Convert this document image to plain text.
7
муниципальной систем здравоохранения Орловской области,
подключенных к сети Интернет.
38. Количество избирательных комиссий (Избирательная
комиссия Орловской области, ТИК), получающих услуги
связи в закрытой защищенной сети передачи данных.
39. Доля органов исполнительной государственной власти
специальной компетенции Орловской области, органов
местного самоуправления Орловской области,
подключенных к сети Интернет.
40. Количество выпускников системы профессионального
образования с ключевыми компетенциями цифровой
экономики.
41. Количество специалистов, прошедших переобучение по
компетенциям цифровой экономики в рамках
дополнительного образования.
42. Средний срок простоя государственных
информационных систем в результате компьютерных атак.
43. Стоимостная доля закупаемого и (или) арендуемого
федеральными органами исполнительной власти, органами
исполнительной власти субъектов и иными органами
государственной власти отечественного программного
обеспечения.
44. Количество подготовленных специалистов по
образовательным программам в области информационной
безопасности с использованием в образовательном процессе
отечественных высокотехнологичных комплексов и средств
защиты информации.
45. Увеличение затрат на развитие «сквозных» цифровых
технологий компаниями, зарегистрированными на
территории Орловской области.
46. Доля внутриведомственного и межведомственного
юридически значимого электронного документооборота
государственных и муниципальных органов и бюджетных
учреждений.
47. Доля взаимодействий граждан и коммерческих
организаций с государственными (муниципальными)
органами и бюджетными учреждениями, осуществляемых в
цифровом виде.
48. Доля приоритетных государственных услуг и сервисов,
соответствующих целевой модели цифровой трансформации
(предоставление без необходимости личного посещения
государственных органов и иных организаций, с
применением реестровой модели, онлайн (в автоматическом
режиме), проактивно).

DIRECTIVE.
Set down all of the records shown above once more, exactly.

ANSWER IN FULL.
Convert this document image to plain text.
7
муниципальной систем здравоохранения Орловской области,
подключенных к сети Интернет.
38. Количество избирательных комиссий (Избирательная
комиссия Орловской области, ТИК), получающих услуги
связи в закрытой защищенной сети передачи данных.
39. Доля органов исполнительной государственной власти
специальной компетенции Орловской области, органов
местного самоуправления Орловской области,
подключенных к сети Интернет.
40. Количество выпускников системы профессионального
образования с ключевыми компетенциями цифровой
экономики.
41. Количество специалистов, прошедших переобучение по
компетенциям цифровой экономики в рамках
дополнительного образования.
42. Средний срок простоя государственных
информационных систем в результате компьютерных атак.
43. Стоимостная доля закупаемого и (или) арендуемого
федеральными органами исполнительной власти, органами
исполнительной власти субъектов и иными органами
государственной власти отечественного программного
обеспечения.
44. Количество подготовленных специалистов по
образовательным программам в области информационной
безопасности с использованием в образовательном процессе
отечественных высокотехнологичных комплексов и средств
защиты информации.
45. Увеличение затрат на развитие «сквозных» цифровых
технологий компаниями, зарегистрированными на
территории Орловской области.
46. Доля внутриведомственного и межведомственного
юридически значимого электронного документооборота
государственных и муниципальных органов и бюджетных
учреждений.
47. Доля взаимодействий граждан и коммерческих
организаций с государственными (муниципальными)
органами и бюджетными учреждениями, осуществляемых в
цифровом виде.
48. Доля приоритетных государственных услуг и сервисов,
соответствующих целевой модели цифровой трансформации
(предоставление без необходимости личного посещения
государственных органов и иных организаций, с
применением реестровой модели, онлайн (в автоматическом
режиме), проактивно).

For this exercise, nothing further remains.